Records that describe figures
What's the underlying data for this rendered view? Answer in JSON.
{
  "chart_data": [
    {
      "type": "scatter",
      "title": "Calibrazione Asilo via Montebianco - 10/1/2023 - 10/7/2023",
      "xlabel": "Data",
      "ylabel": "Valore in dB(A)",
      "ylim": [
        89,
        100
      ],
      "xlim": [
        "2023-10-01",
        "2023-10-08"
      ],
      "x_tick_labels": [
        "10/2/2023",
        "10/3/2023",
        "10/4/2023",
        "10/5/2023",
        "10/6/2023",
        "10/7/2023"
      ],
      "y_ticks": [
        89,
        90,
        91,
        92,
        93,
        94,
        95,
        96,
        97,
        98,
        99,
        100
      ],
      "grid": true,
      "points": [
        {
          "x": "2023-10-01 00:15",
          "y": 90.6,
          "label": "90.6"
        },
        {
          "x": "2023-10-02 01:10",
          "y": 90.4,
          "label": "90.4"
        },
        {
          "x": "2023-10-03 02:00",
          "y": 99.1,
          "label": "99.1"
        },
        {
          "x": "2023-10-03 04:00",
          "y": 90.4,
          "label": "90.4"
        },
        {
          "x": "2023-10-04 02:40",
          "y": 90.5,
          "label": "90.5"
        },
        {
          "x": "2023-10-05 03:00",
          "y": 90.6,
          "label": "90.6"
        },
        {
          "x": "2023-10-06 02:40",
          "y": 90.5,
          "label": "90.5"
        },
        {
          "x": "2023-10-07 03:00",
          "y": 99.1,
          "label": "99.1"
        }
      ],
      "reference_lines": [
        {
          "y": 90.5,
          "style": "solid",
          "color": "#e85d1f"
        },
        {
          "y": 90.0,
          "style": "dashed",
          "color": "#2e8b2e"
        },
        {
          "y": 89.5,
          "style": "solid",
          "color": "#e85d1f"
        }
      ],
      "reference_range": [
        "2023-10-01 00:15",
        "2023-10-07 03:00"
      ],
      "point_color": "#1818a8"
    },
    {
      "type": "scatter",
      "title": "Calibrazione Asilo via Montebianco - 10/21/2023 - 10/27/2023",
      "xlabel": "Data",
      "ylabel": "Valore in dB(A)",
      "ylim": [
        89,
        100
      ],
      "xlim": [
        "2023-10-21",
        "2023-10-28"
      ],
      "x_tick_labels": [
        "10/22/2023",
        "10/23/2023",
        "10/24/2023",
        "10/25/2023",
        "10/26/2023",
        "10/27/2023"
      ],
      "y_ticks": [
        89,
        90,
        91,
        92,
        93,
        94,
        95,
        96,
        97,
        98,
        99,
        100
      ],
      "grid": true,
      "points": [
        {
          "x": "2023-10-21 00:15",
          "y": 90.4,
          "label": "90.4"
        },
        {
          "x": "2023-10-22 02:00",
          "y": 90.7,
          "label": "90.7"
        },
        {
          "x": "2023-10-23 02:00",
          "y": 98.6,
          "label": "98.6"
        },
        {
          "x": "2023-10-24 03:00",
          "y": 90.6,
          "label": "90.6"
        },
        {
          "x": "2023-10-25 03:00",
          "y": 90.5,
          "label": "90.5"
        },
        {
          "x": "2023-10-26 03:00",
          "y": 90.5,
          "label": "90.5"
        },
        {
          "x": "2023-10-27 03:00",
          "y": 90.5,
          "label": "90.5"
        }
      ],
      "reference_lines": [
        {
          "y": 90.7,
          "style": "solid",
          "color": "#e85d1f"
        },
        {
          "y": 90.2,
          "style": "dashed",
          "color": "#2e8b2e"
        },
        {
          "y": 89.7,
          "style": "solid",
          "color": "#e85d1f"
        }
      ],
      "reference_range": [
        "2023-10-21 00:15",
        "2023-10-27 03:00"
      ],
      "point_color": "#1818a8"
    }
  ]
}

What needs to be done> Write out the records shown above, exactly as they appear.

Result>
What's the underlying data for this rendered view? Answer in JSON.
{
  "chart_data": [
    {
      "type": "scatter",
      "title": "Calibrazione Asilo via Montebianco - 10/1/2023 - 10/7/2023",
      "xlabel": "Data",
      "ylabel": "Valore in dB(A)",
      "ylim": [
        89,
        100
      ],
      "xlim": [
        "2023-10-01",
        "2023-10-08"
      ],
      "x_tick_labels": [
        "10/2/2023",
        "10/3/2023",
        "10/4/2023",
        "10/5/2023",
        "10/6/2023",
        "10/7/2023"
      ],
      "y_ticks": [
        89,
        90,
        91,
        92,
        93,
        94,
        95,
        96,
        97,
        98,
        99,
        100
      ],
      "grid": true,
      "points": [
        {
          "x": "2023-10-01 00:15",
          "y": 90.6,
          "label": "90.6"
        },
        {
          "x": "2023-10-02 01:10",
          "y": 90.4,
          "label": "90.4"
        },
        {
          "x": "2023-10-03 02:00",
          "y": 99.1,
          "label": "99.1"
        },
        {
          "x": "2023-10-03 04:00",
          "y": 90.4,
          "label": "90.4"
        },
        {
          "x": "2023-10-04 02:40",
          "y": 90.5,
          "label": "90.5"
        },
        {
          "x": "2023-10-05 03:00",
          "y": 90.6,
          "label": "90.6"
        },
        {
          "x": "2023-10-06 02:40",
          "y": 90.5,
          "label": "90.5"
        },
        {
          "x": "2023-10-07 03:00",
          "y": 99.1,
          "label": "99.1"
        }
      ],
      "reference_lines": [
        {
          "y": 90.5,
          "style": "solid",
          "color": "#e85d1f"
        },
        {
          "y": 90.0,
          "style": "dashed",
          "color": "#2e8b2e"
        },
        {
          "y": 89.5,
          "style": "solid",
          "color": "#e85d1f"
        }
      ],
      "reference_range": [
        "2023-10-01 00:15",
        "2023-10-07 03:00"
      ],
      "point_color": "#1818a8"
    },
    {
      "type": "scatter",
      "title": "Calibrazione Asilo via Montebianco - 10/21/2023 - 10/27/2023",
      "xlabel": "Data",
      "ylabel": "Valore in dB(A)",
      "ylim": [
        89,
        100
      ],
      "xlim": [
        "2023-10-21",
        "2023-10-28"
      ],
      "x_tick_labels": [
        "10/22/2023",
        "10/23/2023",
        "10/24/2023",
        "10/25/2023",
        "10/26/2023",
        "10/27/2023"
      ],
      "y_ticks": [
        89,
        90,
        91,
        92,
        93,
        94,
        95,
        96,
        97,
        98,
        99,
        100
      ],
      "grid": true,
      "points": [
        {
          "x": "2023-10-21 00:15",
          "y": 90.4,
          "label": "90.4"
        },
        {
          "x": "2023-10-22 02:00",
          "y": 90.7,
          "label": "90.7"
        },
        {
          "x": "2023-10-23 02:00",
          "y": 98.6,
          "label": "98.6"
        },
        {
          "x": "2023-10-24 03:00",
          "y": 90.6,
          "label": "90.6"
        },
        {
          "x": "2023-10-25 03:00",
          "y": 90.5,
          "label": "90.5"
        },
        {
          "x": "2023-10-26 03:00",
          "y": 90.5,
          "label": "90.5"
        },
        {
          "x": "2023-10-27 03:00",
          "y": 90.5,
          "label": "90.5"
        }
      ],
      "reference_lines": [
        {
          "y": 90.7,
          "style": "solid",
          "color": "#e85d1f"
        },
        {
          "y": 90.2,
          "style": "dashed",
          "color": "#2e8b2e"
        },
        {
          "y": 89.7,
          "style": "solid",
          "color": "#e85d1f"
        }
      ],
      "reference_range": [
        "2023-10-21 00:15",
        "2023-10-27 03:00"
      ],
      "point_color": "#1818a8"
    }
  ]
}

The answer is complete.